**Given exercise:**
Count every line that has the word "cpvg" in it; give no more than the number.
* start Record set *
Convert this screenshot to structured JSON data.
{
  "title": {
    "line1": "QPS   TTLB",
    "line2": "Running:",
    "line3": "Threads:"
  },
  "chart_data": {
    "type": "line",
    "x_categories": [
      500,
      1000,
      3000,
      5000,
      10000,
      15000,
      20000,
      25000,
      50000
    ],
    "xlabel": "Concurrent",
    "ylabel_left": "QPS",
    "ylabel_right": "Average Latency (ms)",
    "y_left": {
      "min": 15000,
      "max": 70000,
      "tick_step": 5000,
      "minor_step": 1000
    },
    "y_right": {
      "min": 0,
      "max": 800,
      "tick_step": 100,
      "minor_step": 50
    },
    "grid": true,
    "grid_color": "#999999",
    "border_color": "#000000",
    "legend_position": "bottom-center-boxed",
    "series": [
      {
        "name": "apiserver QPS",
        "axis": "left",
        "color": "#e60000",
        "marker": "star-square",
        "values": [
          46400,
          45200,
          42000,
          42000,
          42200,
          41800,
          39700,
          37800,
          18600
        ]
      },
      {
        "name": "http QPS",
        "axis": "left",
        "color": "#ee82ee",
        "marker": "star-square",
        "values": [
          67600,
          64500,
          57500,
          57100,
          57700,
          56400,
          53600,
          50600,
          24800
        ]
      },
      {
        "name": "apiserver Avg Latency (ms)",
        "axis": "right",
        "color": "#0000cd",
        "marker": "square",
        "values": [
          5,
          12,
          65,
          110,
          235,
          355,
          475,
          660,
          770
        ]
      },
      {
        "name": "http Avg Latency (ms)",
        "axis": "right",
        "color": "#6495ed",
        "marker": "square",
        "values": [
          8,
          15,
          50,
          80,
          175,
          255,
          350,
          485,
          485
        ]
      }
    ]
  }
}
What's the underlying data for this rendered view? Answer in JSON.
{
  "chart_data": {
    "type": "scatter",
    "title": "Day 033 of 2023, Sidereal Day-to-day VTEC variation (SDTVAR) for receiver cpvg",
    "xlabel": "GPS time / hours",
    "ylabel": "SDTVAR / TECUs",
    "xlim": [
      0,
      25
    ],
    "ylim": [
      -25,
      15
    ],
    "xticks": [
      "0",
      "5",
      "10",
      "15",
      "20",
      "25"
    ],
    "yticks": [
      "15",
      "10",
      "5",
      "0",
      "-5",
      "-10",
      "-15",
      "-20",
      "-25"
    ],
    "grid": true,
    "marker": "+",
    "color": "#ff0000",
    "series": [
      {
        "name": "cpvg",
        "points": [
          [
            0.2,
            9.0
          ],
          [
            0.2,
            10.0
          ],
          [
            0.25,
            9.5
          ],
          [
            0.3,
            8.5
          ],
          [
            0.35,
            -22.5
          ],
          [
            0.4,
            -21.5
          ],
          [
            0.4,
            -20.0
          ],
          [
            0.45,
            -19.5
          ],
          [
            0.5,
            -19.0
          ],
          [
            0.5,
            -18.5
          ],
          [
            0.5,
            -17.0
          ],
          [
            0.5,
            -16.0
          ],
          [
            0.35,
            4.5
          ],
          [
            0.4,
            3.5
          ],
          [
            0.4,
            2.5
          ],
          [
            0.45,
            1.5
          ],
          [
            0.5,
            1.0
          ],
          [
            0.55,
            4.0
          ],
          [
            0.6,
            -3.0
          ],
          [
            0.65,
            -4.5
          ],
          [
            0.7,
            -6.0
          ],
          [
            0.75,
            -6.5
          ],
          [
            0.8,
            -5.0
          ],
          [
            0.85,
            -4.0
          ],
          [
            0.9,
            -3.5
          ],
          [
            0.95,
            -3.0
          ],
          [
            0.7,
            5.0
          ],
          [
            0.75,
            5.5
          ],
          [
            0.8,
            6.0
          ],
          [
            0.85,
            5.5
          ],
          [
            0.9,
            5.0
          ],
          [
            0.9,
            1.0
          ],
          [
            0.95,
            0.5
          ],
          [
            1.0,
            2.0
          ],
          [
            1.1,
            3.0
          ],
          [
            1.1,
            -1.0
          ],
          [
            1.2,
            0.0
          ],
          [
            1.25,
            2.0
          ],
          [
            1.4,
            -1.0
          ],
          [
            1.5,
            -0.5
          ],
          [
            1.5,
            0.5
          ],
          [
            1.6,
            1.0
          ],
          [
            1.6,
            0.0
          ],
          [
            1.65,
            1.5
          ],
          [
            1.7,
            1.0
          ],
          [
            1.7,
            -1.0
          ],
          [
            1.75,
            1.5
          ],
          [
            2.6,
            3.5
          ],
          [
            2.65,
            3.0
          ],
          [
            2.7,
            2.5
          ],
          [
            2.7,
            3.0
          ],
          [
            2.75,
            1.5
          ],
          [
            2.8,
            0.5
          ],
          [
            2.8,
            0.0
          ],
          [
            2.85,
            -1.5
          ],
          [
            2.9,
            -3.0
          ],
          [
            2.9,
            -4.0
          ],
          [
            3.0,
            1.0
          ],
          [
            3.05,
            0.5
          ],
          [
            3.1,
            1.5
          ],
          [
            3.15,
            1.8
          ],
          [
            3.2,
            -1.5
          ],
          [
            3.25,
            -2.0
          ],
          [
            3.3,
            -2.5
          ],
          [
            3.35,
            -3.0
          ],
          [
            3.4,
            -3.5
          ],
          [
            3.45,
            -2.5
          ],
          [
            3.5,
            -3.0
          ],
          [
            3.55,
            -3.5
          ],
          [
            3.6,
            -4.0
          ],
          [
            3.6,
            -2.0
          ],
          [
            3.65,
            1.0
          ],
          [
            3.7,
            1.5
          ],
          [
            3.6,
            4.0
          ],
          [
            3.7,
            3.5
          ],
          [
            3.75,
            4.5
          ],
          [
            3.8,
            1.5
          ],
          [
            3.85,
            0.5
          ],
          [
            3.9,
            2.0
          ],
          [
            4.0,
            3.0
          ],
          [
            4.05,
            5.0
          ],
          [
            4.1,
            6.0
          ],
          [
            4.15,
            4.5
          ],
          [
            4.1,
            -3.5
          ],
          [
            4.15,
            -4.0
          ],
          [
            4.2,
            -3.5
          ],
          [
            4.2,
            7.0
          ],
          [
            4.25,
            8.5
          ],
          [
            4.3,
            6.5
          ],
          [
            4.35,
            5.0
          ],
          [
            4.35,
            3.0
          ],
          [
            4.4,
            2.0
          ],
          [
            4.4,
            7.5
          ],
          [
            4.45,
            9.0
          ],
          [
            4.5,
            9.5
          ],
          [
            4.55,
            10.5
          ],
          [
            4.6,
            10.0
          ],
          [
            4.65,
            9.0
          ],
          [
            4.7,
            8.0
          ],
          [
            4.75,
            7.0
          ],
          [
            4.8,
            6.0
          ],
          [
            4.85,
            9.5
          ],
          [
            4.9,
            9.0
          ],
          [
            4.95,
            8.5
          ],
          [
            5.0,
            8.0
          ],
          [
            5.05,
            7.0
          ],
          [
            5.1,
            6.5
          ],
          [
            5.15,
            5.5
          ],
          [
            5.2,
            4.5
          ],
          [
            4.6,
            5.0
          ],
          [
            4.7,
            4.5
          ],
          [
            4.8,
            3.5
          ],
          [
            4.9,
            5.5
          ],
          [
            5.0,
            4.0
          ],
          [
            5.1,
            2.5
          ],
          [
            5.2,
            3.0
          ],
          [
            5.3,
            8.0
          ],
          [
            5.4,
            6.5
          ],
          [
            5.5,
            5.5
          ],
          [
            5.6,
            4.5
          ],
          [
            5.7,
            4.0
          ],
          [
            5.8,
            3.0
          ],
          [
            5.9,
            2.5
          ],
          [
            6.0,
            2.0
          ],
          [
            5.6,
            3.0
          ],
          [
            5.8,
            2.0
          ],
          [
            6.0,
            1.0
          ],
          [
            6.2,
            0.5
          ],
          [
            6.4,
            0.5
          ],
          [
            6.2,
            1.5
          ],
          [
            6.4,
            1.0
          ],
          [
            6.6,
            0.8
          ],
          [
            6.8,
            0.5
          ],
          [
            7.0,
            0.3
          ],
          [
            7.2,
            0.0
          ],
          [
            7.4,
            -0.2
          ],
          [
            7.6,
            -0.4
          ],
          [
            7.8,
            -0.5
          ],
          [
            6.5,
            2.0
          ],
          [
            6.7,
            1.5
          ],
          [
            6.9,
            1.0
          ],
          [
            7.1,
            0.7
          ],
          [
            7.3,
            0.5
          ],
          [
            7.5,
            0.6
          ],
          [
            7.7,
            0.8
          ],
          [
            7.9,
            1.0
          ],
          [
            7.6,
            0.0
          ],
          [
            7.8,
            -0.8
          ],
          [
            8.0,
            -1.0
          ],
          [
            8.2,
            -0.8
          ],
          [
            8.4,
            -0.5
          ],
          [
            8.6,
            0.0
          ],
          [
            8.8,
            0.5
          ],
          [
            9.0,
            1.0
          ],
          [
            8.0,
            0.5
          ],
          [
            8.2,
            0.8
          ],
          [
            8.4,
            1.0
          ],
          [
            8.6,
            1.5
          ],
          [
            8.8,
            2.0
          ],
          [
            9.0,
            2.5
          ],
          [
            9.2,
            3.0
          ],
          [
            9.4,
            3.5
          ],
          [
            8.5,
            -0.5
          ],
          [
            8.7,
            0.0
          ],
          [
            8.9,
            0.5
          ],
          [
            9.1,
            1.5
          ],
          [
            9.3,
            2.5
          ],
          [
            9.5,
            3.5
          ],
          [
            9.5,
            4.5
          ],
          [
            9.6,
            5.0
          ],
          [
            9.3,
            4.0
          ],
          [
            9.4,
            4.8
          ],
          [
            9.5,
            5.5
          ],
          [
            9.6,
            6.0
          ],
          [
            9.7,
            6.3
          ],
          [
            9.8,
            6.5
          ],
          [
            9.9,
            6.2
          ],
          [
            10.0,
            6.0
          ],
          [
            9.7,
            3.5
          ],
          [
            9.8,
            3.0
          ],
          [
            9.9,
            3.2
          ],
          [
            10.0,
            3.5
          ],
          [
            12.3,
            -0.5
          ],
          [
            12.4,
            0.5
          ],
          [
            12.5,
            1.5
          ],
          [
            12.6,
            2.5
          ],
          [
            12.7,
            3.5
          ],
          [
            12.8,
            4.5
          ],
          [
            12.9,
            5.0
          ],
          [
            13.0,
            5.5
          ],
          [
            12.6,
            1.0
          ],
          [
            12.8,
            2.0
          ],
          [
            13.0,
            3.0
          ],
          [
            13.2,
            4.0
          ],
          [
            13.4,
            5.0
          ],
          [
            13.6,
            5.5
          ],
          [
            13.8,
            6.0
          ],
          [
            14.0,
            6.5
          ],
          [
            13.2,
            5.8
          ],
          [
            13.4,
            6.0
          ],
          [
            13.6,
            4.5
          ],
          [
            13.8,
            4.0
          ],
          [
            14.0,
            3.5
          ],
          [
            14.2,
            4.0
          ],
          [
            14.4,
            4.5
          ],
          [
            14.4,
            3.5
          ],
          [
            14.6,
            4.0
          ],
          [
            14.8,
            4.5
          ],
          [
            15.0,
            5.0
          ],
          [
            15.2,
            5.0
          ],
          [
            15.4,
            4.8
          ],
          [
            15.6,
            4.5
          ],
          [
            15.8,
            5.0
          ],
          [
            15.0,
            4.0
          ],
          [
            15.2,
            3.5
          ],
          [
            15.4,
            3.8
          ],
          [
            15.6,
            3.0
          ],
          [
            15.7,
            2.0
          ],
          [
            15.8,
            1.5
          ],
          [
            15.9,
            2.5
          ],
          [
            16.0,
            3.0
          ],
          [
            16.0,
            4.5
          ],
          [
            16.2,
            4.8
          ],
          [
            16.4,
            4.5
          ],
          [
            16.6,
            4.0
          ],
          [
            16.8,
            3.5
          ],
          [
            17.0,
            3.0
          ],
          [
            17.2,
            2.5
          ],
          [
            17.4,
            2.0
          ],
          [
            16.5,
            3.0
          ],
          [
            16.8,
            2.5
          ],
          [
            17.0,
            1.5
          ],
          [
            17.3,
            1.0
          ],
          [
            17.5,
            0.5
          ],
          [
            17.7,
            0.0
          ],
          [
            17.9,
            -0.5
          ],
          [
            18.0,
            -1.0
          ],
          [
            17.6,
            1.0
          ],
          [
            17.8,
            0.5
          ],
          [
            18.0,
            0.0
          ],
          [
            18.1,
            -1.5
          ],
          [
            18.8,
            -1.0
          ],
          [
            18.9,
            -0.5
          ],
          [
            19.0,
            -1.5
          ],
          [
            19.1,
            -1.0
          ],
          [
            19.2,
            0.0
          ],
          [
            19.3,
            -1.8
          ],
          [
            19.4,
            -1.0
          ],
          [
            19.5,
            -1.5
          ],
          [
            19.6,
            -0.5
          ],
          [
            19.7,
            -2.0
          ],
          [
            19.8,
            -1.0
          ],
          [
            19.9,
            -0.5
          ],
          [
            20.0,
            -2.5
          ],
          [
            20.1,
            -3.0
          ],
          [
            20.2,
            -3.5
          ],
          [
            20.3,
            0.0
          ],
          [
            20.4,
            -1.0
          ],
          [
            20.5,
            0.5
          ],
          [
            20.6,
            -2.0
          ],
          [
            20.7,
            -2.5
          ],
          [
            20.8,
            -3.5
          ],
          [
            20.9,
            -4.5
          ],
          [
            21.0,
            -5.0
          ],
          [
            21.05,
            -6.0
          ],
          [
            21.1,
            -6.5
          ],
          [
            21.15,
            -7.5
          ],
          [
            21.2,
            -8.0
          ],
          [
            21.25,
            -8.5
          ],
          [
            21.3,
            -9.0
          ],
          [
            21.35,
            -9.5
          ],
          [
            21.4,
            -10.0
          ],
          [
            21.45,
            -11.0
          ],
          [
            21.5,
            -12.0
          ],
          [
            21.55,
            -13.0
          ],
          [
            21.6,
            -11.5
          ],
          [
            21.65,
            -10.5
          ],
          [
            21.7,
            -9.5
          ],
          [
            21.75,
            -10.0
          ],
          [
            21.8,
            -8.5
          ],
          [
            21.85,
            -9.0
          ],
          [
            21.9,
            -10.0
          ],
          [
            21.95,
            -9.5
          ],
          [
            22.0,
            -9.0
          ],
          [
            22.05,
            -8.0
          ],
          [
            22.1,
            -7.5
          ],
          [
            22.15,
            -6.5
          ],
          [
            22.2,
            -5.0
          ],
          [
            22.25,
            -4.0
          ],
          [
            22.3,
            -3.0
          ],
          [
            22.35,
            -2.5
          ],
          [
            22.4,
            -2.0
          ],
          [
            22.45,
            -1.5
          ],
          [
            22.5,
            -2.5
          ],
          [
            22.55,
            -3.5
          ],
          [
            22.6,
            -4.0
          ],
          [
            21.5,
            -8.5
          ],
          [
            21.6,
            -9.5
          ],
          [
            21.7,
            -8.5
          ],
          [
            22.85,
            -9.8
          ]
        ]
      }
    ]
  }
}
* end Record set *
**Complete response:**
2